| Supplied records |
________________________________________

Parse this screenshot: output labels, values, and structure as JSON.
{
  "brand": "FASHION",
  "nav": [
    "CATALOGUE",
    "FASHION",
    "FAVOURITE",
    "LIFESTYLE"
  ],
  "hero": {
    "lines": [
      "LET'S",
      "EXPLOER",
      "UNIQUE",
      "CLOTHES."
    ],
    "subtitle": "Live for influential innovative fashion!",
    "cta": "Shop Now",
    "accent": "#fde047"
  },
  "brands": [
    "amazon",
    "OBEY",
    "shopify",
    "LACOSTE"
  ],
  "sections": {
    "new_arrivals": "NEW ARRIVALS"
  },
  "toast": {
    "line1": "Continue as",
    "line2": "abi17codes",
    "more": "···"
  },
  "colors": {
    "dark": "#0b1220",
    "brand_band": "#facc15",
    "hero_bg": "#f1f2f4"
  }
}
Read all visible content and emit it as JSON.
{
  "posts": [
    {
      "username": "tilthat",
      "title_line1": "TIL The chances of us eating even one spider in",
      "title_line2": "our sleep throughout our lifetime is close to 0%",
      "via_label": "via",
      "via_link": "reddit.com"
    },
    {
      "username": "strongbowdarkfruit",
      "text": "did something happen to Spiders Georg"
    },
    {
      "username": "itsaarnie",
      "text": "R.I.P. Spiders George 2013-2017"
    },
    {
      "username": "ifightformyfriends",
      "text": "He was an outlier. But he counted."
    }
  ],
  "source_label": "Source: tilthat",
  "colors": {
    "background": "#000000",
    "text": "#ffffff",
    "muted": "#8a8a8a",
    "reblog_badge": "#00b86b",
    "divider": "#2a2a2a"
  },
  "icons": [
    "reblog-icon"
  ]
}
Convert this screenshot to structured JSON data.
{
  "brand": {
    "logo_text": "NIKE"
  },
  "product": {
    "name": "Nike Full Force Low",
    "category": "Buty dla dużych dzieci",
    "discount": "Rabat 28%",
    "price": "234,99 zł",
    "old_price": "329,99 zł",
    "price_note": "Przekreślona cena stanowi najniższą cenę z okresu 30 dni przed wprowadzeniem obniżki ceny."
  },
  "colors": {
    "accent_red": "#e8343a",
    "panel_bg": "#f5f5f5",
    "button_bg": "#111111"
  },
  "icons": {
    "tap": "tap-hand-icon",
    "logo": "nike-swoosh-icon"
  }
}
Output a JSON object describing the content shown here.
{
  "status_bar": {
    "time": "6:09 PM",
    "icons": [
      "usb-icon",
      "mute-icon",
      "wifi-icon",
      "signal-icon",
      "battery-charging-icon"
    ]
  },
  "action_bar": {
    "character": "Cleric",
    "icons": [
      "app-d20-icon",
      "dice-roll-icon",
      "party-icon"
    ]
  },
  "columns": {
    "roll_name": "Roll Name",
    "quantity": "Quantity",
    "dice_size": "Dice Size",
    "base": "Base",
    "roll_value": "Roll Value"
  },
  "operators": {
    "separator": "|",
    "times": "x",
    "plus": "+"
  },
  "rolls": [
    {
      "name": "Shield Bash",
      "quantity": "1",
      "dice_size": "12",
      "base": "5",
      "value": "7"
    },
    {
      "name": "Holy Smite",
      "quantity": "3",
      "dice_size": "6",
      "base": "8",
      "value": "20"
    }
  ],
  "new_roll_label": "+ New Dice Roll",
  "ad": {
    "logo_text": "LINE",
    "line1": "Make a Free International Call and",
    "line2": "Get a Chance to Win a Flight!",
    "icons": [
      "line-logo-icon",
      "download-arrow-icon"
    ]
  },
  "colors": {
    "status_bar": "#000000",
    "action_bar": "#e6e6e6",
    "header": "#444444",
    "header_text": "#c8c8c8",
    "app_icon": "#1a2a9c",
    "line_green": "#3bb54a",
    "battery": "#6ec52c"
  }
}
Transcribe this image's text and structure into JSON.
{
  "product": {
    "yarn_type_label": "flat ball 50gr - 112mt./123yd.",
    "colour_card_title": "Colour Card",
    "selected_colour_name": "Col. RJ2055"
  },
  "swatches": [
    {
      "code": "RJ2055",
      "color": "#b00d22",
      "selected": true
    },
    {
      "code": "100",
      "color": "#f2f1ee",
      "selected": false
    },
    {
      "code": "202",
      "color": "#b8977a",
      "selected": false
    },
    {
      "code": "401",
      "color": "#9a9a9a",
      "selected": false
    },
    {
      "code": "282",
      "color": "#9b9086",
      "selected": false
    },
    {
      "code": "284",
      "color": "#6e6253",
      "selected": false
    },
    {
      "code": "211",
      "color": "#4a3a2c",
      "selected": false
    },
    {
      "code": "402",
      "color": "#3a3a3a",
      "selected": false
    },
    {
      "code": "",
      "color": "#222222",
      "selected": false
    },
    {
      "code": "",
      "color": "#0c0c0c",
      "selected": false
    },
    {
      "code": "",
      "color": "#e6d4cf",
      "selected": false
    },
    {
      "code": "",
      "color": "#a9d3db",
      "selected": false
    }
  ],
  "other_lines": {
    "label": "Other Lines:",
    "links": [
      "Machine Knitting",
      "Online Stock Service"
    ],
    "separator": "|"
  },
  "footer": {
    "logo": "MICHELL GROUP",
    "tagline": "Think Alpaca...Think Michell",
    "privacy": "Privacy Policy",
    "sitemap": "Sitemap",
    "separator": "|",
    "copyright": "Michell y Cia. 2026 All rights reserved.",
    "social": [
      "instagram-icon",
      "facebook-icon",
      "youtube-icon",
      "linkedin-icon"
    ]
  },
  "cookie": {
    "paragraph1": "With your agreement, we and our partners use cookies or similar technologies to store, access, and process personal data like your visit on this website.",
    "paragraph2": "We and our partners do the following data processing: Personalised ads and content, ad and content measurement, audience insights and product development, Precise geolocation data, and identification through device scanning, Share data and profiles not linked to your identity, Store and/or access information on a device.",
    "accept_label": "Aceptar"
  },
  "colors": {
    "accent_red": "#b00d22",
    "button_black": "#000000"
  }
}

________________________________________

| Exercise details |
Take each line containing the string "tilthat" and copy it out.

| Output for this exercise |
      "username": "tilthat",
  "source_label": "Source: tilthat",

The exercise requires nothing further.